-- Exercise --
Extract the full listing below without altering a single character.

[start of Records shown]

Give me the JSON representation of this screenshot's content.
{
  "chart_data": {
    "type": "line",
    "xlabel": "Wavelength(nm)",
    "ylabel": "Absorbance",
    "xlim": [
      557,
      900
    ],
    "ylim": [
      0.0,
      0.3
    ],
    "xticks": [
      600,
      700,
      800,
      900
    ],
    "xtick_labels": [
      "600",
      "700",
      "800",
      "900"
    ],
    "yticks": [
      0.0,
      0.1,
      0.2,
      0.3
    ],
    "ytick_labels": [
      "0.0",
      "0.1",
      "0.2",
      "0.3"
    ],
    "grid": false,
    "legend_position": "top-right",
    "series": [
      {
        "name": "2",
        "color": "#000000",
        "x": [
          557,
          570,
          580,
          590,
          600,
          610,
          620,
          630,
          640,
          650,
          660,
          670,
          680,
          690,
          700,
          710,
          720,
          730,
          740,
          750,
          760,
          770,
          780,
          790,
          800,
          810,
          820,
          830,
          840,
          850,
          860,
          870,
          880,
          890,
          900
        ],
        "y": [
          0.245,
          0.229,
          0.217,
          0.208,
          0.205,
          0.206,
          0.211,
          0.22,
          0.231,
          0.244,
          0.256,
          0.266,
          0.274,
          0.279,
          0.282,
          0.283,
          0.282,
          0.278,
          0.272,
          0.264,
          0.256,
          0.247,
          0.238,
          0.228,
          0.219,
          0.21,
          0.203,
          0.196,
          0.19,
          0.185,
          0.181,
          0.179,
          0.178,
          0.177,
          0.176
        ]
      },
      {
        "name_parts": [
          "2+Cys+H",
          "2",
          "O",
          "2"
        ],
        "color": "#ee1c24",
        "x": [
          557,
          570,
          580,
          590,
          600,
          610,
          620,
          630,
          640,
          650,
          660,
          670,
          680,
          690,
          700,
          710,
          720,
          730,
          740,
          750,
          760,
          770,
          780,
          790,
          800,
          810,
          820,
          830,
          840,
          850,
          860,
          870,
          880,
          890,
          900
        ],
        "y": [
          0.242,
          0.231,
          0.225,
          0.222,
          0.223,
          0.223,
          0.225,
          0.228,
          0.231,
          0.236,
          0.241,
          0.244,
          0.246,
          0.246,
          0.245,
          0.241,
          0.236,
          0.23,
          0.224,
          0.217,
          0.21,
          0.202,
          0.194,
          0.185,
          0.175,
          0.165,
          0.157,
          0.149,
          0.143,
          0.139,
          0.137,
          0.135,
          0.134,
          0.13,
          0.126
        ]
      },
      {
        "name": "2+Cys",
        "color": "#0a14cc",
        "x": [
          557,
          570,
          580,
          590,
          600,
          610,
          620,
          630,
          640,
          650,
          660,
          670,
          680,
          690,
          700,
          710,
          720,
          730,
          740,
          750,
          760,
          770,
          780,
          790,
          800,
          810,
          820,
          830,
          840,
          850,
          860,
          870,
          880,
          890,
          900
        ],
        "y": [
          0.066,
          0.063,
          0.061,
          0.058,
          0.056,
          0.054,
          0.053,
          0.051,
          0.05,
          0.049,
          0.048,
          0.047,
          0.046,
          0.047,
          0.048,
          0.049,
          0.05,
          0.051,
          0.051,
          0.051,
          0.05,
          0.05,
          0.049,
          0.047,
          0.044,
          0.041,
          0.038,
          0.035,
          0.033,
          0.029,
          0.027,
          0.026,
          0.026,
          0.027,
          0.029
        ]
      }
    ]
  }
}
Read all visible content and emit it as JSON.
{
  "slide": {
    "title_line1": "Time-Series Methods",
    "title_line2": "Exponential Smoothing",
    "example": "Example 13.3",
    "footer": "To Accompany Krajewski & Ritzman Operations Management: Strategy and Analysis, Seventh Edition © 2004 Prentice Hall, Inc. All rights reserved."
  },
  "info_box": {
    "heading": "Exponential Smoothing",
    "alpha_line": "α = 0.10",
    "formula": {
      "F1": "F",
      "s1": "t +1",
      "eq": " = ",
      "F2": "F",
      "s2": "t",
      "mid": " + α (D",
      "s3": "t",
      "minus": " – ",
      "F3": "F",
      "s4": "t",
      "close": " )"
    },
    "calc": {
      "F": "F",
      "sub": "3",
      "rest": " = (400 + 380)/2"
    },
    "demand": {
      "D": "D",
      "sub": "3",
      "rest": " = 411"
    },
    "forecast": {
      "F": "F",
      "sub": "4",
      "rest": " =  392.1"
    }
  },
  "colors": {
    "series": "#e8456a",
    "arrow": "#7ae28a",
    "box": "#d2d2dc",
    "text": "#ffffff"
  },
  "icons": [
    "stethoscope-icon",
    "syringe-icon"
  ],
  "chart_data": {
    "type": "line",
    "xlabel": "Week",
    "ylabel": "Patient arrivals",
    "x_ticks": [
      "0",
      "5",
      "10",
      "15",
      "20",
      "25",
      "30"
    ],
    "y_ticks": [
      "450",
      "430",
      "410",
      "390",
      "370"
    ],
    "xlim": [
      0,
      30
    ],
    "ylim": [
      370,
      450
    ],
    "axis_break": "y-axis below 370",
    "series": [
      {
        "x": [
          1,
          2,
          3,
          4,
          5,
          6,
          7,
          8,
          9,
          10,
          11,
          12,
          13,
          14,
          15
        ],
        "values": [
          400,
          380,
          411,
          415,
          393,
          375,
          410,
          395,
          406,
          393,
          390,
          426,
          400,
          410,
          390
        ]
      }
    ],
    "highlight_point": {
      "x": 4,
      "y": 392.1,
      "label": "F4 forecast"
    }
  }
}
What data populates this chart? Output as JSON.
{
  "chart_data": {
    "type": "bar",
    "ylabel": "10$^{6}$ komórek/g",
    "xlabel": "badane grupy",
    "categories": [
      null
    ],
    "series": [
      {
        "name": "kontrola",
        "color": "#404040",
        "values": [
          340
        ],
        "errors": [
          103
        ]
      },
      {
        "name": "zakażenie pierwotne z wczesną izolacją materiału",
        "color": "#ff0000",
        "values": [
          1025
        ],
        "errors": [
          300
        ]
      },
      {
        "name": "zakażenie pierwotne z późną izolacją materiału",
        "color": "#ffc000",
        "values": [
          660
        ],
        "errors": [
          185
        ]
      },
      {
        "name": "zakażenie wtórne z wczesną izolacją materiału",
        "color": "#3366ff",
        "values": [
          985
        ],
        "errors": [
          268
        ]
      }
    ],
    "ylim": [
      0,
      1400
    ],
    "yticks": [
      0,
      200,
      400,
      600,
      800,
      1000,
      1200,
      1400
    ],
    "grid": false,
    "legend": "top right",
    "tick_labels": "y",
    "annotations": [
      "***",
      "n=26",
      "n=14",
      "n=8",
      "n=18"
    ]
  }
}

[end of Records shown]

-- Exercise response --
Give me the JSON representation of this screenshot's content.
{
  "chart_data": {
    "type": "line",
    "xlabel": "Wavelength(nm)",
    "ylabel": "Absorbance",
    "xlim": [
      557,
      900
    ],
    "ylim": [
      0.0,
      0.3
    ],
    "xticks": [
      600,
      700,
      800,
      900
    ],
    "xtick_labels": [
      "600",
      "700",
      "800",
      "900"
    ],
    "yticks": [
      0.0,
      0.1,
      0.2,
      0.3
    ],
    "ytick_labels": [
      "0.0",
      "0.1",
      "0.2",
      "0.3"
    ],
    "grid": false,
    "legend_position": "top-right",
    "series": [
      {
        "name": "2",
        "color": "#000000",
        "x": [
          557,
          570,
          580,
          590,
          600,
          610,
          620,
          630,
          640,
          650,
          660,
          670,
          680,
          690,
          700,
          710,
          720,
          730,
          740,
          750,
          760,
          770,
          780,
          790,
          800,
          810,
          820,
          830,
          840,
          850,
          860,
          870,
          880,
          890,
          900
        ],
        "y": [
          0.245,
          0.229,
          0.217,
          0.208,
          0.205,
          0.206,
          0.211,
          0.22,
          0.231,
          0.244,
          0.256,
          0.266,
          0.274,
          0.279,
          0.282,
          0.283,
          0.282,
          0.278,
          0.272,
          0.264,
          0.256,
          0.247,
          0.238,
          0.228,
          0.219,
          0.21,
          0.203,
          0.196,
          0.19,
          0.185,
          0.181,
          0.179,
          0.178,
          0.177,
          0.176
        ]
      },
      {
        "name_parts": [
          "2+Cys+H",
          "2",
          "O",
          "2"
        ],
        "color": "#ee1c24",
        "x": [
          557,
          570,
          580,
          590,
          600,
          610,
          620,
          630,
          640,
          650,
          660,
          670,
          680,
          690,
          700,
          710,
          720,
          730,
          740,
          750,
          760,
          770,
          780,
          790,
          800,
          810,
          820,
          830,
          840,
          850,
          860,
          870,
          880,
          890,
          900
        ],
        "y": [
          0.242,
          0.231,
          0.225,
          0.222,
          0.223,
          0.223,
          0.225,
          0.228,
          0.231,
          0.236,
          0.241,
          0.244,
          0.246,
          0.246,
          0.245,
          0.241,
          0.236,
          0.23,
          0.224,
          0.217,
          0.21,
          0.202,
          0.194,
          0.185,
          0.175,
          0.165,
          0.157,
          0.149,
          0.143,
          0.139,
          0.137,
          0.135,
          0.134,
          0.13,
          0.126
        ]
      },
      {
        "name": "2+Cys",
        "color": "#0a14cc",
        "x": [
          557,
          570,
          580,
          590,
          600,
          610,
          620,
          630,
          640,
          650,
          660,
          670,
          680,
          690,
          700,
          710,
          720,
          730,
          740,
          750,
          760,
          770,
          780,
          790,
          800,
          810,
          820,
          830,
          840,
          850,
          860,
          870,
          880,
          890,
          900
        ],
        "y": [
          0.066,
          0.063,
          0.061,
          0.058,
          0.056,
          0.054,
          0.053,
          0.051,
          0.05,
          0.049,
          0.048,
          0.047,
          0.046,
          0.047,
          0.048,
          0.049,
          0.05,
          0.051,
          0.051,
          0.051,
          0.05,
          0.05,
          0.049,
          0.047,
          0.044,
          0.041,
          0.038,
          0.035,
          0.033,
          0.029,
          0.027,
          0.026,
          0.026,
          0.027,
          0.029
        ]
      }
    ]
  }
}
Read all visible content and emit it as JSON.
{
  "slide": {
    "title_line1": "Time-Series Methods",
    "title_line2": "Exponential Smoothing",
    "example": "Example 13.3",
    "footer": "To Accompany Krajewski & Ritzman Operations Management: Strategy and Analysis, Seventh Edition © 2004 Prentice Hall, Inc. All rights reserved."
  },
  "info_box": {
    "heading": "Exponential Smoothing",
    "alpha_line": "α = 0.10",
    "formula": {
      "F1": "F",
      "s1": "t +1",
      "eq": " = ",
      "F2": "F",
      "s2": "t",
      "mid": " + α (D",
      "s3": "t",
      "minus": " – ",
      "F3": "F",
      "s4": "t",
      "close": " )"
    },
    "calc": {
      "F": "F",
      "sub": "3",
      "rest": " = (400 + 380)/2"
    },
    "demand": {
      "D": "D",
      "sub": "3",
      "rest": " = 411"
    },
    "forecast": {
      "F": "F",
      "sub": "4",
      "rest": " =  392.1"
    }
  },
  "colors": {
    "series": "#e8456a",
    "arrow": "#7ae28a",
    "box": "#d2d2dc",
    "text": "#ffffff"
  },
  "icons": [
    "stethoscope-icon",
    "syringe-icon"
  ],
  "chart_data": {
    "type": "line",
    "xlabel": "Week",
    "ylabel": "Patient arrivals",
    "x_ticks": [
      "0",
      "5",
      "10",
      "15",
      "20",
      "25",
      "30"
    ],
    "y_ticks": [
      "450",
      "430",
      "410",
      "390",
      "370"
    ],
    "xlim": [
      0,
      30
    ],
    "ylim": [
      370,
      450
    ],
    "axis_break": "y-axis below 370",
    "series": [
      {
        "x": [
          1,
          2,
          3,
          4,
          5,
          6,
          7,
          8,
          9,
          10,
          11,
          12,
          13,
          14,
          15
        ],
        "values": [
          400,
          380,
          411,
          415,
          393,
          375,
          410,
          395,
          406,
          393,
          390,
          426,
          400,
          410,
          390
        ]
      }
    ],
    "highlight_point": {
      "x": 4,
      "y": 392.1,
      "label": "F4 forecast"
    }
  }
}
What data populates this chart? Output as JSON.
{
  "chart_data": {
    "type": "bar",
    "ylabel": "10$^{6}$ komórek/g",
    "xlabel": "badane grupy",
    "categories": [
      null
    ],
    "series": [
      {
        "name": "kontrola",
        "color": "#404040",
        "values": [
          340
        ],
        "errors": [
          103
        ]
      },
      {
        "name": "zakażenie pierwotne z wczesną izolacją materiału",
        "color": "#ff0000",
        "values": [
          1025
        ],
        "errors": [
          300
        ]
      },
      {
        "name": "zakażenie pierwotne z późną izolacją materiału",
        "color": "#ffc000",
        "values": [
          660
        ],
        "errors": [
          185
        ]
      },
      {
        "name": "zakażenie wtórne z wczesną izolacją materiału",
        "color": "#3366ff",
        "values": [
          985
        ],
        "errors": [
          268
        ]
      }
    ],
    "ylim": [
      0,
      1400
    ],
    "yticks": [
      0,
      200,
      400,
      600,
      800,
      1000,
      1200,
      1400
    ],
    "grid": false,
    "legend": "top right",
    "tick_labels": "y",
    "annotations": [
      "***",
      "n=26",
      "n=14",
      "n=8",
      "n=18"
    ]
  }
}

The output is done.